*The exercise*: Pull out every line containing the string "apartment".

*Information shown*:
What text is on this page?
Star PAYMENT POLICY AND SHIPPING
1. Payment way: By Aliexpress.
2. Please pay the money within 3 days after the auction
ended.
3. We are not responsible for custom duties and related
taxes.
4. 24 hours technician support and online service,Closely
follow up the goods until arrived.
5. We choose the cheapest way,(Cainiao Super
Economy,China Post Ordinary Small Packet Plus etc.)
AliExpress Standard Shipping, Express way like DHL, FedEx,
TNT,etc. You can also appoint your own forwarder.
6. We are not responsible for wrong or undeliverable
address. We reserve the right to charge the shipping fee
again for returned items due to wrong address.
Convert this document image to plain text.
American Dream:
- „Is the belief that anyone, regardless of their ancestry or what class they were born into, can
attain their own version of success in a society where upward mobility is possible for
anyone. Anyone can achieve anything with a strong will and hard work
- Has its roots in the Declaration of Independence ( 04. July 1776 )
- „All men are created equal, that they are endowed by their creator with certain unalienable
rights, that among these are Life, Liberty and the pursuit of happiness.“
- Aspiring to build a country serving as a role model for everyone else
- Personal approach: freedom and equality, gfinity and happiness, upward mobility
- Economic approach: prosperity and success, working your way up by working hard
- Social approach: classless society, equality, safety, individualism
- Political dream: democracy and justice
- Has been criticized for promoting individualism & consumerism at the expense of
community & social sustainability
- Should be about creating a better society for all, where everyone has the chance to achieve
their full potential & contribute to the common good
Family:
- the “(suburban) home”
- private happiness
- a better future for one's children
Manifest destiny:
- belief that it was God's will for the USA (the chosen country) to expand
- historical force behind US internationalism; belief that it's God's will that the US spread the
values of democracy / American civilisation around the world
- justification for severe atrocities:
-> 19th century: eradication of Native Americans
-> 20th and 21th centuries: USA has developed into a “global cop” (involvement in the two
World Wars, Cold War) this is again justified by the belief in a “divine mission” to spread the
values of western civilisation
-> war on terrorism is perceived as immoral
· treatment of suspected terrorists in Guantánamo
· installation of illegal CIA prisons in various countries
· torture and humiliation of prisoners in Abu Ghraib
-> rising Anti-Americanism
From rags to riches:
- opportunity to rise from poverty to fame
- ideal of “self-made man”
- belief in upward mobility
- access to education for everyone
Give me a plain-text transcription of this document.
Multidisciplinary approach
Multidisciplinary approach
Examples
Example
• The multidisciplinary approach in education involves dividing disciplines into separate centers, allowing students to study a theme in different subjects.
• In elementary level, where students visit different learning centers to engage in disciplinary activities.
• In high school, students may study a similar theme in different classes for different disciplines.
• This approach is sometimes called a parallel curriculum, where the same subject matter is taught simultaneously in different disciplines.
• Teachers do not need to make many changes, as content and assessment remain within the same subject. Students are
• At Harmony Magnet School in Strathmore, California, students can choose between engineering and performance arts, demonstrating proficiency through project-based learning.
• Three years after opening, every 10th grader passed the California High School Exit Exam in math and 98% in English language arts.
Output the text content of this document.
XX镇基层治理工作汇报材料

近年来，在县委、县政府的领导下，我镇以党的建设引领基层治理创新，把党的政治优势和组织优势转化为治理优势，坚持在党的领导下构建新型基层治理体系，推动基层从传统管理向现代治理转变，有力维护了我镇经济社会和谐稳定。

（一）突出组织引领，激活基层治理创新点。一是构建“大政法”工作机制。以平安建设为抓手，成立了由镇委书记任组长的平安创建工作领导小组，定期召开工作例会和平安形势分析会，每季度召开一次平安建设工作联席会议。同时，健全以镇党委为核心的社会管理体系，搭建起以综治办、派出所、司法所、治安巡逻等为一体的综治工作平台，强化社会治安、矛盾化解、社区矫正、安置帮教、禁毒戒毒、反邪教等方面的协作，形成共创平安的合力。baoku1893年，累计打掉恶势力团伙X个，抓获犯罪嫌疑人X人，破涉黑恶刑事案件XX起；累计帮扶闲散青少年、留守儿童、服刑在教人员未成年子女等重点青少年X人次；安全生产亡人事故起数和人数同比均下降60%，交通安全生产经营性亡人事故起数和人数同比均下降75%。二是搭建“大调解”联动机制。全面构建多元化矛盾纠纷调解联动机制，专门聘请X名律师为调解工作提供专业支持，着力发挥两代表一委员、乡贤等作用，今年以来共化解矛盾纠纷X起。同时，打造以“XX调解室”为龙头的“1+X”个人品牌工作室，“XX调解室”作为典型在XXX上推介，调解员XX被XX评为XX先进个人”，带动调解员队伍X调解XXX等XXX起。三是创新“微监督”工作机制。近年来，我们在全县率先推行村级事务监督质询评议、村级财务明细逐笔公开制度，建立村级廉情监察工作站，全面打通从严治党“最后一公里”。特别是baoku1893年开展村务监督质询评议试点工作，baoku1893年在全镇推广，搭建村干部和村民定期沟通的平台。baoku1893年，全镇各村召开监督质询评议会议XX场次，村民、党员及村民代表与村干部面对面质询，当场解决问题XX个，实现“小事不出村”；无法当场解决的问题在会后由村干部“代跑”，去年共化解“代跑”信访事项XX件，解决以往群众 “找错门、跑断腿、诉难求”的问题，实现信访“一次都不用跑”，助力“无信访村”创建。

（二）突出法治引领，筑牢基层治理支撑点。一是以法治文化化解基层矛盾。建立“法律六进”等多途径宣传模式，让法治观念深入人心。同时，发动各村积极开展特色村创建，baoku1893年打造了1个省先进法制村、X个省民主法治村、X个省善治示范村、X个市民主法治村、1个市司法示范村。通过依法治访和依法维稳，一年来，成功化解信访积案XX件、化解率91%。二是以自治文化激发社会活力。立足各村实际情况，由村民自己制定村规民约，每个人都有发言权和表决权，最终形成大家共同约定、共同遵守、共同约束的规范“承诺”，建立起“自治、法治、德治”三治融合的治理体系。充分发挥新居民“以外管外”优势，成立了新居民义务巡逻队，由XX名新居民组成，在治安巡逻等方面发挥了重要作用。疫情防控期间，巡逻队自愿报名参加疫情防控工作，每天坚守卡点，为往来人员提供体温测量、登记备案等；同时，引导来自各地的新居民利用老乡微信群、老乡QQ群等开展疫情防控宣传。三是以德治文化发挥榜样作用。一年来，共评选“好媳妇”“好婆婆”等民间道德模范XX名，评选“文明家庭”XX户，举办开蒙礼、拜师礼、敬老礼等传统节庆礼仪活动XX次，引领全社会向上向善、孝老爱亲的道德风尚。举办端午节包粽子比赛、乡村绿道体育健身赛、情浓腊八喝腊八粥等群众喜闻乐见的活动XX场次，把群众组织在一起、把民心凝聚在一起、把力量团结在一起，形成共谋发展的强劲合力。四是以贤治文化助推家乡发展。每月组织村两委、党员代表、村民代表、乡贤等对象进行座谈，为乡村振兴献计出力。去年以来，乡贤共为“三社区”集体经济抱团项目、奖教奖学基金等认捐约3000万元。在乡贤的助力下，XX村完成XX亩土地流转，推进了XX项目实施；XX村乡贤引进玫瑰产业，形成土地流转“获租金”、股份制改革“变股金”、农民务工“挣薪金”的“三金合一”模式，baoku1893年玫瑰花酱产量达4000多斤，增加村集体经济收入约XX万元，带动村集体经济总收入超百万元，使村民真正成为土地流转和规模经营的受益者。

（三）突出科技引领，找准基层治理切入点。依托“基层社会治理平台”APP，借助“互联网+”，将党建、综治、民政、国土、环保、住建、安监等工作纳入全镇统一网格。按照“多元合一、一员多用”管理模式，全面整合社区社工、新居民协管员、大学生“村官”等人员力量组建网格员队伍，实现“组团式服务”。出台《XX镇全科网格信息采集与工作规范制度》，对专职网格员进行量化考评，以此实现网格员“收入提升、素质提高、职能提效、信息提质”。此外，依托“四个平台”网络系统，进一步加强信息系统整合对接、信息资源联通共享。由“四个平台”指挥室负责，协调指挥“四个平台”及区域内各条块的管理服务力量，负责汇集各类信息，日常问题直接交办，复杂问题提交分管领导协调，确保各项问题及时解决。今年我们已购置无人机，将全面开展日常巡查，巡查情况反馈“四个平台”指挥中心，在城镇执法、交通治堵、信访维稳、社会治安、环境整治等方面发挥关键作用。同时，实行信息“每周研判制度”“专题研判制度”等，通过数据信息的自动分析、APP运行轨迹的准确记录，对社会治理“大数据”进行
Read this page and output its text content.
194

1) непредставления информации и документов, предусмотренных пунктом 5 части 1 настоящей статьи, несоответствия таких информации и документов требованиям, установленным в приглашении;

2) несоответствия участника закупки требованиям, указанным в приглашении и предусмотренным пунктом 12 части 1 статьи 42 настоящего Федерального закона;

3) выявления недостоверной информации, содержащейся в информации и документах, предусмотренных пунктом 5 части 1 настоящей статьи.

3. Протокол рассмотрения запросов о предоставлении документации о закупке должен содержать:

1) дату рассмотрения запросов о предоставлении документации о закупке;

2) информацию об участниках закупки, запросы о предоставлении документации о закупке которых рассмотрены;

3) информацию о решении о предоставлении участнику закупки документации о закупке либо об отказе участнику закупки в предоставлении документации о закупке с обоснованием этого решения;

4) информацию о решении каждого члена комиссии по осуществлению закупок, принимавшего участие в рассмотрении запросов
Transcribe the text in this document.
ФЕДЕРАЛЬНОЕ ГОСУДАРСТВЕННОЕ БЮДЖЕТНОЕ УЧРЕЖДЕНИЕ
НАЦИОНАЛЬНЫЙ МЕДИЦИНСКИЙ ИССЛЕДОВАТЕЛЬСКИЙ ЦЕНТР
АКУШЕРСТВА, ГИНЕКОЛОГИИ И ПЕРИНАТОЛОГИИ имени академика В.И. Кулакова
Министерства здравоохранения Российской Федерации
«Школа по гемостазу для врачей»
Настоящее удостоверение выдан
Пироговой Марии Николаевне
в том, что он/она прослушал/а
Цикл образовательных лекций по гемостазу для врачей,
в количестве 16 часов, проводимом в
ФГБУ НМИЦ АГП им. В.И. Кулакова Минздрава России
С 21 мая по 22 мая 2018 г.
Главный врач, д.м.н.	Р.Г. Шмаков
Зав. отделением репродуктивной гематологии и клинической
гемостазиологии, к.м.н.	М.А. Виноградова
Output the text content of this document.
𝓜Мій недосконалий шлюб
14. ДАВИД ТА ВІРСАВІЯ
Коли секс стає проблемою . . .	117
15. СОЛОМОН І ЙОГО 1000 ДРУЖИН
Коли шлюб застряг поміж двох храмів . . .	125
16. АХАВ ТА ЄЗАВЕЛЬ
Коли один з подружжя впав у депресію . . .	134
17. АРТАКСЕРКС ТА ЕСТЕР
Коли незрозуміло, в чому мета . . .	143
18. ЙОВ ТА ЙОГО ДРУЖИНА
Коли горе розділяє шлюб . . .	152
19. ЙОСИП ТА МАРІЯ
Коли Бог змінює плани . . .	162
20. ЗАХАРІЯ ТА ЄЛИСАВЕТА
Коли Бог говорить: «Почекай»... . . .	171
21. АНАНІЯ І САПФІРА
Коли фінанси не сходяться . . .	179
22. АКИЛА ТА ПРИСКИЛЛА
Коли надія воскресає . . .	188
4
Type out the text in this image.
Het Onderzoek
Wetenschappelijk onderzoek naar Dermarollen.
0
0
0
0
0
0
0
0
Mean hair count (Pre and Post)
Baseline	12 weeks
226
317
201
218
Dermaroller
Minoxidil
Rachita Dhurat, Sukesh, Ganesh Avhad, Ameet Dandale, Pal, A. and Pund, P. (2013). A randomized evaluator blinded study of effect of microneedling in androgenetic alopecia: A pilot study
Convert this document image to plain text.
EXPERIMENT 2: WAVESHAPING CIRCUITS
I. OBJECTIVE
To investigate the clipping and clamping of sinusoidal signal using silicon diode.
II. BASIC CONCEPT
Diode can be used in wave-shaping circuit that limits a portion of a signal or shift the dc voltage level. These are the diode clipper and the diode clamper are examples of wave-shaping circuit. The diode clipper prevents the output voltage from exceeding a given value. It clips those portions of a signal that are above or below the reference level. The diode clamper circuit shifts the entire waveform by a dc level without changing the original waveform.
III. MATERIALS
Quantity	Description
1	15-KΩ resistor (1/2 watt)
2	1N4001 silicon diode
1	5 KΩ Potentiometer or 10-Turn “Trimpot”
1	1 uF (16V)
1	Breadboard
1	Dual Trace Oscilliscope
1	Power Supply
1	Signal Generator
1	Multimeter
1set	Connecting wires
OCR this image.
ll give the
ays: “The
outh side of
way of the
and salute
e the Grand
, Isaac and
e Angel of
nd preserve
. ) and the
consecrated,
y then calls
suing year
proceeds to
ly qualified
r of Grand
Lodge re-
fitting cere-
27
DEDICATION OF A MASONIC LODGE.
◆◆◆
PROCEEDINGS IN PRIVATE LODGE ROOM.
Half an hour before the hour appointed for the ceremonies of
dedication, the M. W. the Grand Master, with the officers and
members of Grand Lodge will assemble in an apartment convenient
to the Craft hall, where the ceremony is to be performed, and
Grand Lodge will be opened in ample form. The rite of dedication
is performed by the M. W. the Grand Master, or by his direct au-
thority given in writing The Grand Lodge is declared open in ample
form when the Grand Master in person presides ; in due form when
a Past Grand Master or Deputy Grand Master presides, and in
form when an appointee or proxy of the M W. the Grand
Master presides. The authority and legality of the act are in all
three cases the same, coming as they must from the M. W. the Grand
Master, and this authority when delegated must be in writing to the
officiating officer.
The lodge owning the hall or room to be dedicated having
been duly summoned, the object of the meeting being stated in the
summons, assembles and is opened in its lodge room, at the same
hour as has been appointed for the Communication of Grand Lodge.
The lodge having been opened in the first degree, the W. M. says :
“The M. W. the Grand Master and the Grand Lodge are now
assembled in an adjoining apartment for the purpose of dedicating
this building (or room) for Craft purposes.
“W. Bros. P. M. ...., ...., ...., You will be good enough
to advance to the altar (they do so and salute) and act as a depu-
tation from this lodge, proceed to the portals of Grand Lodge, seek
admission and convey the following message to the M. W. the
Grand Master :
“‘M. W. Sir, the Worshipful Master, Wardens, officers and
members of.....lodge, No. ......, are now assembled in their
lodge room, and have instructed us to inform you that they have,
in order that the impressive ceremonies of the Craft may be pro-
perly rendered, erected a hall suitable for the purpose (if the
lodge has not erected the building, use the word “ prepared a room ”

*Written response*:
members of Grand Lodge will assemble in an apartment convenient
assembled in an adjoining apartment for the purpose of dedicating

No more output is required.